Problem description »
Scan the data below for the string "factor". Copy every line where it appears.

::::::::

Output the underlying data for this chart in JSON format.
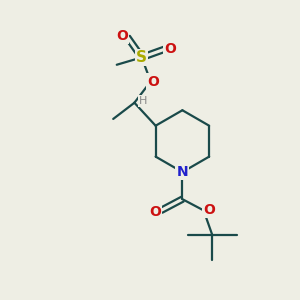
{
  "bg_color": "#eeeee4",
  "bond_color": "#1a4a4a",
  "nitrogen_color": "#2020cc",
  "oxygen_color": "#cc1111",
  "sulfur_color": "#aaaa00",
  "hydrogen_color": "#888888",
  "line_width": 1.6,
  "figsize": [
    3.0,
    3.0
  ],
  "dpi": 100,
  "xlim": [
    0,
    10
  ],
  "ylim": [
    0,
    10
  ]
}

::::::::

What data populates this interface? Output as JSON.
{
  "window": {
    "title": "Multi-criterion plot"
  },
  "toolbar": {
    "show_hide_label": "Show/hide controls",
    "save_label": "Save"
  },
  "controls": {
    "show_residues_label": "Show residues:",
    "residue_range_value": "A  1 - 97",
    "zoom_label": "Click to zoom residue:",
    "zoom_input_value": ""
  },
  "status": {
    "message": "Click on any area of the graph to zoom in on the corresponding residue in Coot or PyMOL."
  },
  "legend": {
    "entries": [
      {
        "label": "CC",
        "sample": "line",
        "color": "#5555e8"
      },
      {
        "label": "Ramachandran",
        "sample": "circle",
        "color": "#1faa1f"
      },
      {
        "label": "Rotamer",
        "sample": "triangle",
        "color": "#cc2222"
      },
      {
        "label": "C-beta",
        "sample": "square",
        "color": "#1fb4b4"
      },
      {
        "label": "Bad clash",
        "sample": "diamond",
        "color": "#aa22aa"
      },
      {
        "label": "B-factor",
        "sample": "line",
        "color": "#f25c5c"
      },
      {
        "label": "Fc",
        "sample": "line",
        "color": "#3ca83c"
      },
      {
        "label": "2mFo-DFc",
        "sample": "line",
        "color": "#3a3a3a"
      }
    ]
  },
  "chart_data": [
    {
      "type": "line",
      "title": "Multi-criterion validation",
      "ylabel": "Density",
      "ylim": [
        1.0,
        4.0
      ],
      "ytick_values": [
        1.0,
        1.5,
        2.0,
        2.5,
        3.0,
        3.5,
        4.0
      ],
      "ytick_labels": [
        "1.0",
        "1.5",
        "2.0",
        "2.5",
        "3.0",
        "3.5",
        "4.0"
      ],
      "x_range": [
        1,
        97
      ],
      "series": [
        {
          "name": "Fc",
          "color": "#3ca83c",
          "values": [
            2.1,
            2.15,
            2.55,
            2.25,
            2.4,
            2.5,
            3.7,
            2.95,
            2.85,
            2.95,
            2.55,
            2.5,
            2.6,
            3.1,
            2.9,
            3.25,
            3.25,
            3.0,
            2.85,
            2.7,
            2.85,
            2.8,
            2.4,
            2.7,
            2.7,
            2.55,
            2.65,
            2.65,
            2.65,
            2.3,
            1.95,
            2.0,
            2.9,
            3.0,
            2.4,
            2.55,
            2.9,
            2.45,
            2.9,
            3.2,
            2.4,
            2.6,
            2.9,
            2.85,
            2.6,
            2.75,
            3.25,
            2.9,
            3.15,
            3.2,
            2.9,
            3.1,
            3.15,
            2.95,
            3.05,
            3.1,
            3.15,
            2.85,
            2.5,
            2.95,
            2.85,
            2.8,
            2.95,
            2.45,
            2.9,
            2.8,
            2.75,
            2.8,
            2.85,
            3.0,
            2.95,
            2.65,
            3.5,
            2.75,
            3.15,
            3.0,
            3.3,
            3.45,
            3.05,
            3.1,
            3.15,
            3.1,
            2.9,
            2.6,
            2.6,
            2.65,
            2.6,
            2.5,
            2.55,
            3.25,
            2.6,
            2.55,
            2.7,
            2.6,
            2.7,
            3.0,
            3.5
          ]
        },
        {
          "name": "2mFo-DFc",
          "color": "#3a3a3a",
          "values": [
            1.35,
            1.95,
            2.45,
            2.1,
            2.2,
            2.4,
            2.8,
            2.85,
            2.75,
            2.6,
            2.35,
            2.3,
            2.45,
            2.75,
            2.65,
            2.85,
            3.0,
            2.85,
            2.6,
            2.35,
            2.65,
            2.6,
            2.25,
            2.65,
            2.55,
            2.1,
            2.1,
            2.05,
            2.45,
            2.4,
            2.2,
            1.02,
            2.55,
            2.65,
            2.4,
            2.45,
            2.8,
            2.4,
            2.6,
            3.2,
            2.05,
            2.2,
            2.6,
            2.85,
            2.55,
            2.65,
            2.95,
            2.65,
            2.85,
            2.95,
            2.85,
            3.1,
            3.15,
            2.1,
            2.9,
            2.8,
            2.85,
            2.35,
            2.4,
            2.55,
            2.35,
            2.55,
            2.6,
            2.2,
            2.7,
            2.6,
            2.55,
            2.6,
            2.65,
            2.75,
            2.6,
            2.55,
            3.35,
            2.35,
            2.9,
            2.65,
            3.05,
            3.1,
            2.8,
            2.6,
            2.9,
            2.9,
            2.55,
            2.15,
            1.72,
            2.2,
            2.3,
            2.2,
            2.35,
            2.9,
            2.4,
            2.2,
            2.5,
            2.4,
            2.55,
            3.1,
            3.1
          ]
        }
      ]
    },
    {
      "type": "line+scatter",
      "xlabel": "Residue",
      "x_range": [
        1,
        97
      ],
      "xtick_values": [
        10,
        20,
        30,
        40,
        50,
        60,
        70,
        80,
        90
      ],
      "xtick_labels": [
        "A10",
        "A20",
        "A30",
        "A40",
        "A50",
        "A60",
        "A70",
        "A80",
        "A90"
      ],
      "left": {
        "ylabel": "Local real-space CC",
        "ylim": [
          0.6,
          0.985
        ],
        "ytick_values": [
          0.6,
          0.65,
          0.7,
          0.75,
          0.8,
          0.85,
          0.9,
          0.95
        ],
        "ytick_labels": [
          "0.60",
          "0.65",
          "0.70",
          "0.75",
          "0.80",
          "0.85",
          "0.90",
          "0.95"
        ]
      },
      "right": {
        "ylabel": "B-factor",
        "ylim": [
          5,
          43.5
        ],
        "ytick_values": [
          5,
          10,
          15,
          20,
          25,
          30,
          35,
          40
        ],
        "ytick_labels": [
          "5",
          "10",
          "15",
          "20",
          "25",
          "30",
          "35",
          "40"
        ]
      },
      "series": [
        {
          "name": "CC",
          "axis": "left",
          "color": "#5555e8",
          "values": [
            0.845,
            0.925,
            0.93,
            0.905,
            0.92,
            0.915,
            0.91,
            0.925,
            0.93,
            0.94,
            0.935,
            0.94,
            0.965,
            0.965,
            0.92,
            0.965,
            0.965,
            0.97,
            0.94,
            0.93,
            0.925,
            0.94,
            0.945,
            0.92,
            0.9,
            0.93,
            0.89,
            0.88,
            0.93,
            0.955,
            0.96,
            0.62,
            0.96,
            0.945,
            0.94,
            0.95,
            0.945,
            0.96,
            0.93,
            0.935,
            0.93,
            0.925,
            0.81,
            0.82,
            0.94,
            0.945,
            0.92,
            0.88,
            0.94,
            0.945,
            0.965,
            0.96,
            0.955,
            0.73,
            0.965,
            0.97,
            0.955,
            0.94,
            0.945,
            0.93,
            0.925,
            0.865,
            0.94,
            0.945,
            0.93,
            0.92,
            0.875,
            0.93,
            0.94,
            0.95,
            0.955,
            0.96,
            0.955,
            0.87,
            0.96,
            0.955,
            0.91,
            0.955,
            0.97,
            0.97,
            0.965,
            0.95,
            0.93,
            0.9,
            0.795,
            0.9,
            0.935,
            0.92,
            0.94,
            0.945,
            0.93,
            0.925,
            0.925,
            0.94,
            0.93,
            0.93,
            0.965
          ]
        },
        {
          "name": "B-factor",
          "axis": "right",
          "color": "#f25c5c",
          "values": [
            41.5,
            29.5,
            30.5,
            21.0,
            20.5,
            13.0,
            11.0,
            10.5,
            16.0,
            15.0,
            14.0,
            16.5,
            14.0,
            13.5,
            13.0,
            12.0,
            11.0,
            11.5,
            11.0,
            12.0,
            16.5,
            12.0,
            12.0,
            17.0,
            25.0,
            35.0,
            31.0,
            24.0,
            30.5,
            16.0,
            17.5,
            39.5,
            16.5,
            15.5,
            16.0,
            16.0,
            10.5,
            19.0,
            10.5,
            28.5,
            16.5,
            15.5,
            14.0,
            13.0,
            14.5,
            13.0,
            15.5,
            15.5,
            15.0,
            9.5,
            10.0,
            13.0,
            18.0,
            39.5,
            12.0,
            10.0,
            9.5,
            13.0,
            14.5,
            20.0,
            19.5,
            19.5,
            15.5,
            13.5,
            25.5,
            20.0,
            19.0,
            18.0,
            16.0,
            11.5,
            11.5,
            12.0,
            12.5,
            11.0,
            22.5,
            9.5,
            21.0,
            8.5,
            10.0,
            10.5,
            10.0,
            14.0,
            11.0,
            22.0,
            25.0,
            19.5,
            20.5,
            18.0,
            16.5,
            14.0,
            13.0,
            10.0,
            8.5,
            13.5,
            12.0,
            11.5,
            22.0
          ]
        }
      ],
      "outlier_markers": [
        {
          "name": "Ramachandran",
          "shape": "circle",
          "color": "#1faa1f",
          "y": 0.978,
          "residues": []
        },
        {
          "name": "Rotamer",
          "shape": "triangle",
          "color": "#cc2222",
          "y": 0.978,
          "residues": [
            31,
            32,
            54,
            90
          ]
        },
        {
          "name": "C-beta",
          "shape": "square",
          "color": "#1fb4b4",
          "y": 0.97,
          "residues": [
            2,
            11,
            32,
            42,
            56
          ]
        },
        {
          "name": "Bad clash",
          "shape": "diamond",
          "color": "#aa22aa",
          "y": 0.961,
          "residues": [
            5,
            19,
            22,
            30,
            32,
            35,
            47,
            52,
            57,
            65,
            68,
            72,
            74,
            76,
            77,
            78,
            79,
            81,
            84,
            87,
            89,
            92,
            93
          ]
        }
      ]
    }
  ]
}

::::::::

Correct result »
        "label": "B-factor",
        "ylabel": "B-factor",
          "name": "B-factor",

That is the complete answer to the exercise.